## Exercise
Extract every line that contains the string "欣赏更多的晶体".
** start of Provided data **
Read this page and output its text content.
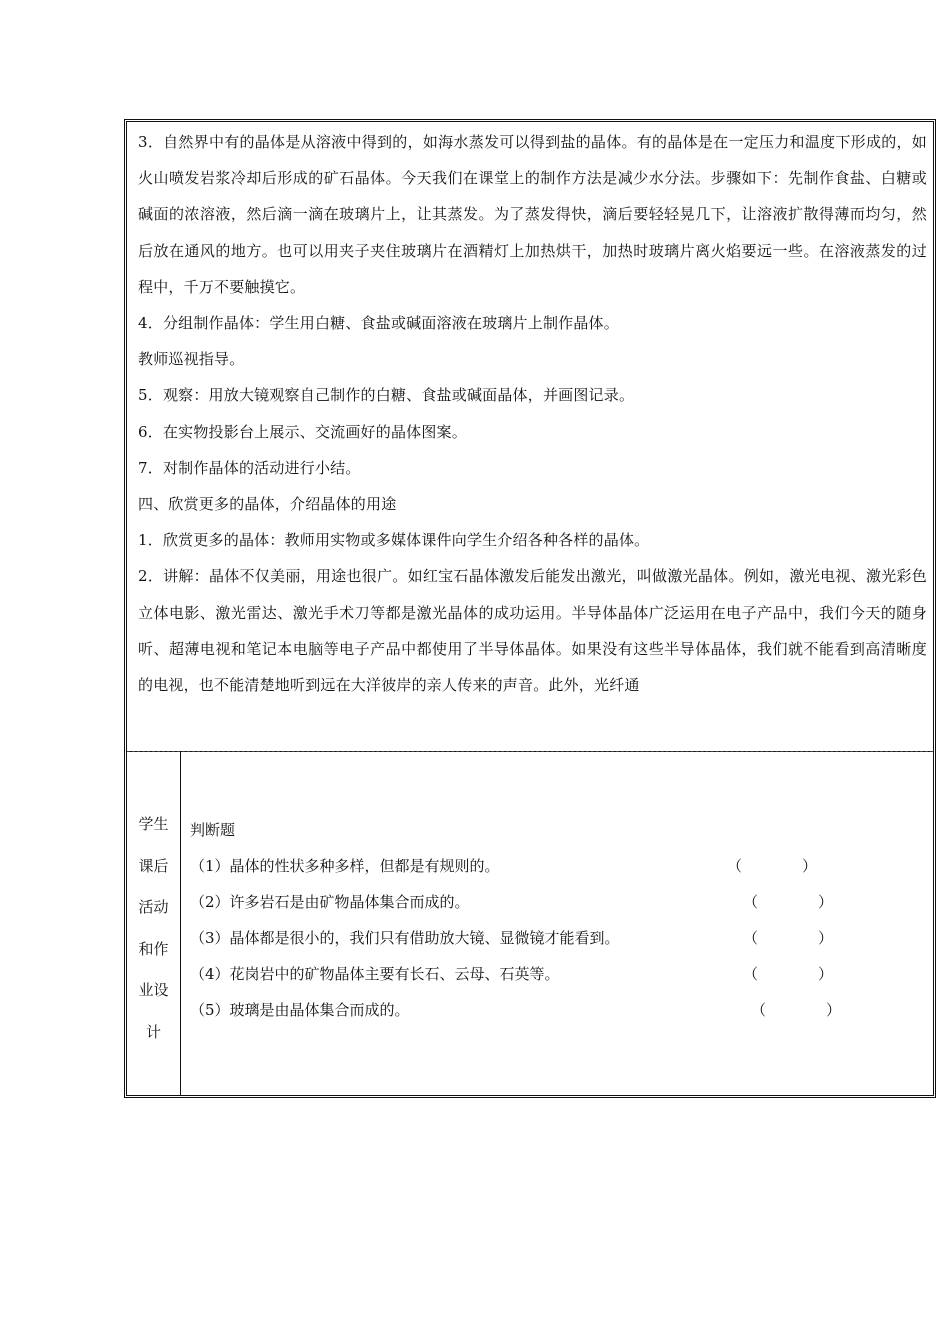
3．自然界中有的晶体是从溶液中得到的，如海水蒸发可以得到盐的晶体。有的晶体是在一定压力和温度下形成的，如火山喷发岩浆冷却后形成的矿石晶体。今天我们在课堂上的制作方法是减少水分法。步骤如下：先制作食盐、白糖或碱面的浓溶液，然后滴一滴在玻璃片上，让其蒸发。为了蒸发得快，滴后要轻轻晃几下，让溶液扩散得薄而均匀，然后放在通风的地方。也可以用夹子夹住玻璃片在酒精灯上加热烘干，加热时玻璃片离火焰要远一些。在溶液蒸发的过程中，千万不要触摸它。

4．分组制作晶体：学生用白糖、食盐或碱面溶液在玻璃片上制作晶体。

教师巡视指导。

5．观察：用放大镜观察自己制作的白糖、食盐或碱面晶体，并画图记录。

6．在实物投影台上展示、交流画好的晶体图案。

7．对制作晶体的活动进行小结。

四、欣赏更多的晶体，介绍晶体的用途

1．欣赏更多的晶体：教师用实物或多媒体课件向学生介绍各种各样的晶体。

2．讲解：晶体不仅美丽，用途也很广。如红宝石晶体激发后能发出激光，叫做激光晶体。例如，激光电视、激光彩色立体电影、激光雷达、激光手术刀等都是激光晶体的成功运用。半导体晶体广泛运用在电子产品中，我们今天的随身听、超薄电视和笔记本电脑等电子产品中都使用了半导体晶体。如果没有这些半导体晶体，我们就不能看到高清晰度的电视，也不能清楚地听到远在大洋彼岸的亲人传来的声音。此外，光纤通

学生
课后
活动
和作
业设
计
判断题
（1）晶体的性状多种多样，但都是有规则的。	（　　　　）
（2）许多岩石是由矿物晶体集合而成的。	（　　　　）
（3）晶体都是很小的，我们只有借助放大镜、显微镜才能看到。	（　　　　）
（4）花岗岩中的矿物晶体主要有长石、云母、石英等。	（　　　　）
（5）玻璃是由晶体集合而成的。	（　　　　）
** end of Provided data **
## Solution below
四、欣赏更多的晶体，介绍晶体的用途
1．欣赏更多的晶体：教师用实物或多媒体课件向学生介绍各种各样的晶体。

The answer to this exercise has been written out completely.